TO BE DONE: Check each line of the records for "окончанию"; collect those that have it.

——————

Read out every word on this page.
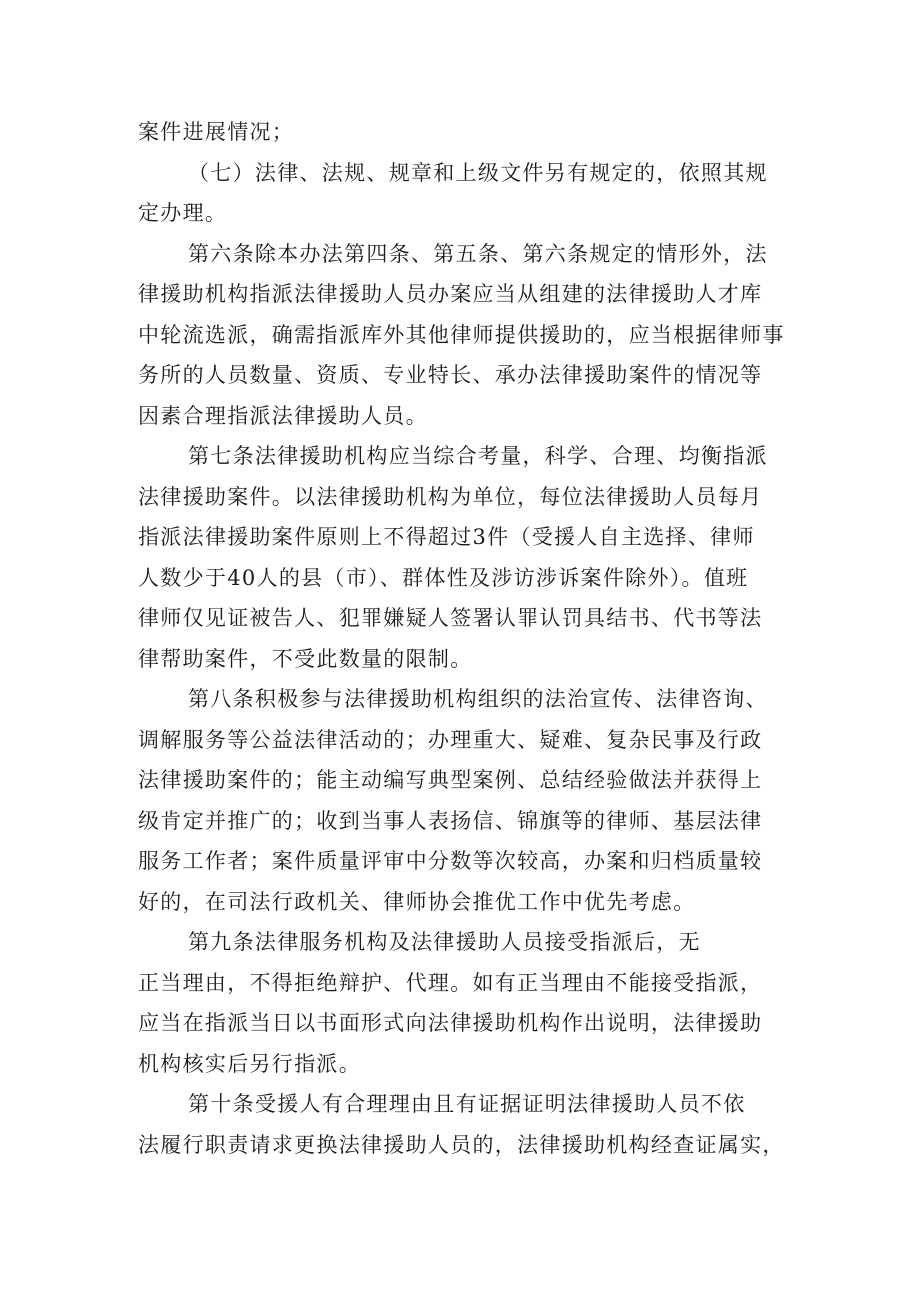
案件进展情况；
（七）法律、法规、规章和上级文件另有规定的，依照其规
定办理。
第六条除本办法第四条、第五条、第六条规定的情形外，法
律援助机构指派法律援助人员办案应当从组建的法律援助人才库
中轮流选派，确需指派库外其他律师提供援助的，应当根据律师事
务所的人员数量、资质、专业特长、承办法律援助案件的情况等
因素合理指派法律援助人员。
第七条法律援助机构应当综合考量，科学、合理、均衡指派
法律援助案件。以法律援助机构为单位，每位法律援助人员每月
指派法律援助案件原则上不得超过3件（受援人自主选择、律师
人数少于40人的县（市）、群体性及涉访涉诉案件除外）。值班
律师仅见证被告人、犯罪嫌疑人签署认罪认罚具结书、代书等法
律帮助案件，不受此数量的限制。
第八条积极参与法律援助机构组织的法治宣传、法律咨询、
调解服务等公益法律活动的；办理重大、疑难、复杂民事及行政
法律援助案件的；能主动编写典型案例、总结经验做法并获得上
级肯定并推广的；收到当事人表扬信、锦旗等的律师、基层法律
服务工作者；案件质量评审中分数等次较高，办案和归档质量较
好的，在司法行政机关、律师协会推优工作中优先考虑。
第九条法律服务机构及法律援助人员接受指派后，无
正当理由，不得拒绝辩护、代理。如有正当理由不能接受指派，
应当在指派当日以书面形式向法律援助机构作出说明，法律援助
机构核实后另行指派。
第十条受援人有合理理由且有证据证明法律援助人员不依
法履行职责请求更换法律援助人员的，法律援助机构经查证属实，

——————

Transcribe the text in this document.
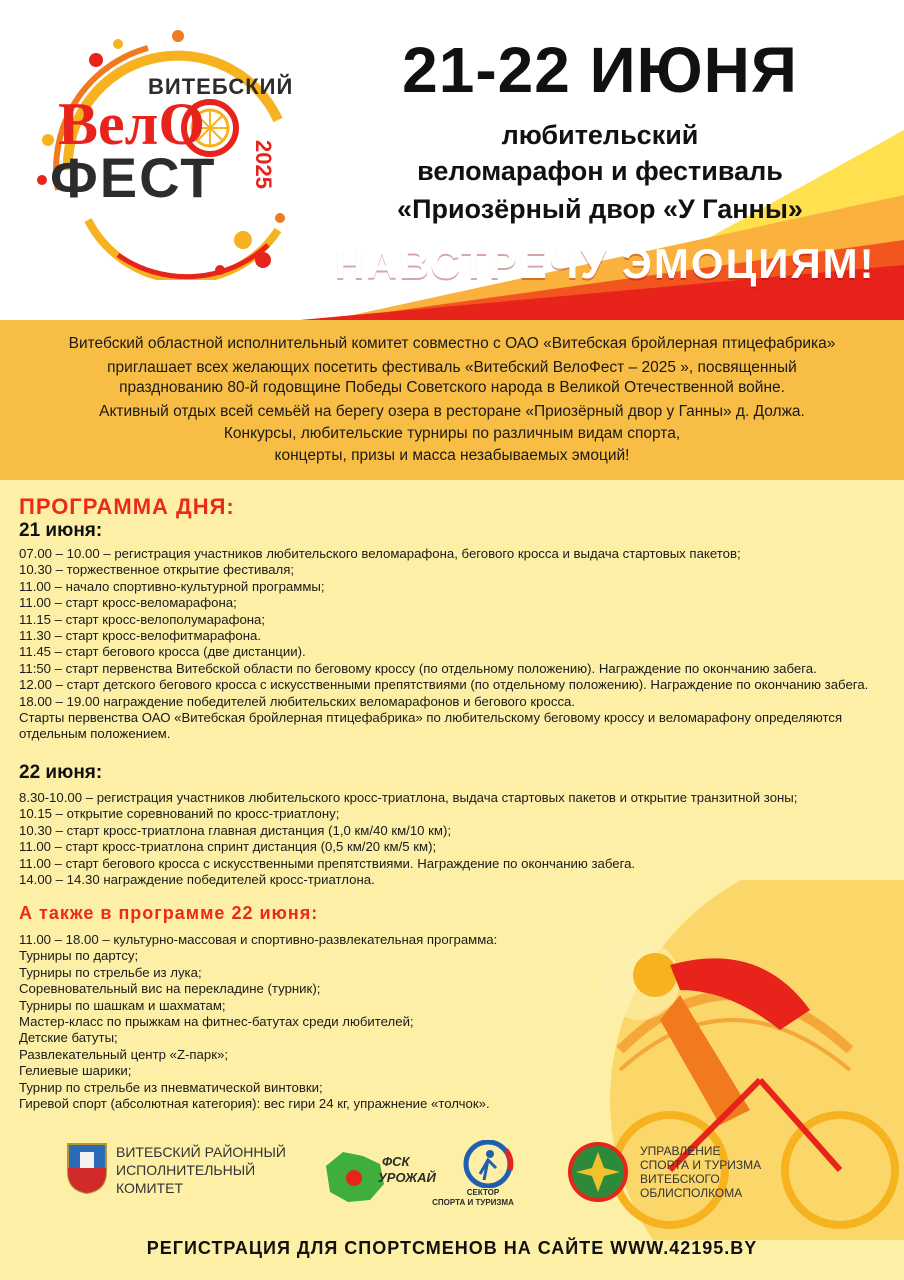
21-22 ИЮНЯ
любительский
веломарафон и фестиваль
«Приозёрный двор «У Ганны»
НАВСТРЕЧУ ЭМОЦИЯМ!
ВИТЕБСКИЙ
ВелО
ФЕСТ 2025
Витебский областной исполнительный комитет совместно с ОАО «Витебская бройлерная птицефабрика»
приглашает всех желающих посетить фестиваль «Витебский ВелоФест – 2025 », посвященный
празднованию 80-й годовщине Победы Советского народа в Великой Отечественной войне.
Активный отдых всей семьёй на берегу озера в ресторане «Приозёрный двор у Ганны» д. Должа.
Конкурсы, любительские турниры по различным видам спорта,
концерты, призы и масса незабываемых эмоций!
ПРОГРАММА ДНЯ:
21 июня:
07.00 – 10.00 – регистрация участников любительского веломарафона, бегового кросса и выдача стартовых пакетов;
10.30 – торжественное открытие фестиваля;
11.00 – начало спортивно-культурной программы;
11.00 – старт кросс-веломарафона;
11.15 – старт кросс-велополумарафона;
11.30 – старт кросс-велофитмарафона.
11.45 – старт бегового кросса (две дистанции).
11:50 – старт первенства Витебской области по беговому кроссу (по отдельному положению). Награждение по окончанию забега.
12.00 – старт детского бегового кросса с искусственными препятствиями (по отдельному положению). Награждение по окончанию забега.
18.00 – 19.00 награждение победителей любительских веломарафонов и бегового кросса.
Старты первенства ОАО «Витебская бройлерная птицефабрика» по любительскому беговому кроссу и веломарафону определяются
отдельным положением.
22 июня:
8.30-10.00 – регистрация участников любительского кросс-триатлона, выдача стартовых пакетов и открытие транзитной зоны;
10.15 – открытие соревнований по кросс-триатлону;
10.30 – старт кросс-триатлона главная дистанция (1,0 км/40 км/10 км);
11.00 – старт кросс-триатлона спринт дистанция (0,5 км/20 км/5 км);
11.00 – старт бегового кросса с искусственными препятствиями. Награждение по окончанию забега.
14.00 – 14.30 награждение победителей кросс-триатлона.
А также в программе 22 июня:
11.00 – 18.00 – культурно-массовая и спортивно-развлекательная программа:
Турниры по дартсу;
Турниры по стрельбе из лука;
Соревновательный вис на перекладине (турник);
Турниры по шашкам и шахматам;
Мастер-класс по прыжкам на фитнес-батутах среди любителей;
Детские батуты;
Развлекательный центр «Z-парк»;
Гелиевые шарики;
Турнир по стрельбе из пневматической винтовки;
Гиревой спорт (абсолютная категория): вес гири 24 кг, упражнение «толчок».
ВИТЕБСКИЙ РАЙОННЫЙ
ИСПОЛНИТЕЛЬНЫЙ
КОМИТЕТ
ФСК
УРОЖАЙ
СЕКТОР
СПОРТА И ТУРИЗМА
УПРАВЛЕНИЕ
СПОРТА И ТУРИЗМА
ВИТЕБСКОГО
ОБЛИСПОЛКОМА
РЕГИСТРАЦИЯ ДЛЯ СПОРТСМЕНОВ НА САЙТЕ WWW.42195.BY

——————

RESPONSE FOR THIS EXERCISE:
11:50 – старт первенства Витебской области по беговому кроссу (по отдельному положению). Награждение по окончанию забега.
12.00 – старт детского бегового кросса с искусственными препятствиями (по отдельному положению). Награждение по окончанию забега.
11.00 – старт бегового кросса с искусственными препятствиями. Награждение по окончанию забега.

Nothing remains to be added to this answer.